--- Given data ---

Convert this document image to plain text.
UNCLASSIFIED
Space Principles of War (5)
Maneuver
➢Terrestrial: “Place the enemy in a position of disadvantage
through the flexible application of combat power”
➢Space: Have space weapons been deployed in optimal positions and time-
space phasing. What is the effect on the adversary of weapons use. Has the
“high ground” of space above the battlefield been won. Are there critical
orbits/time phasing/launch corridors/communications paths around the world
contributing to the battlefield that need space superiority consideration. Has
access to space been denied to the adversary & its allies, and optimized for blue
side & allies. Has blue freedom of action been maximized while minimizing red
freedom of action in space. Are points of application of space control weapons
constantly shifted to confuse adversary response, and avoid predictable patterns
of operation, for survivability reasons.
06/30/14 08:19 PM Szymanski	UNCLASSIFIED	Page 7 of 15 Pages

---

Instructions to follow
Extract the complete listing above, reproducing each line exactly.

Response for this exercise
Convert this document image to plain text.
UNCLASSIFIED
Space Principles of War (5)
Maneuver
➢Terrestrial: “Place the enemy in a position of disadvantage
through the flexible application of combat power”
➢Space: Have space weapons been deployed in optimal positions and time-
space phasing. What is the effect on the adversary of weapons use. Has the
“high ground” of space above the battlefield been won. Are there critical
orbits/time phasing/launch corridors/communications paths around the world
contributing to the battlefield that need space superiority consideration. Has
access to space been denied to the adversary & its allies, and optimized for blue
side & allies. Has blue freedom of action been maximized while minimizing red
freedom of action in space. Are points of application of space control weapons
constantly shifted to confuse adversary response, and avoid predictable patterns
of operation, for survivability reasons.
06/30/14 08:19 PM Szymanski	UNCLASSIFIED	Page 7 of 15 Pages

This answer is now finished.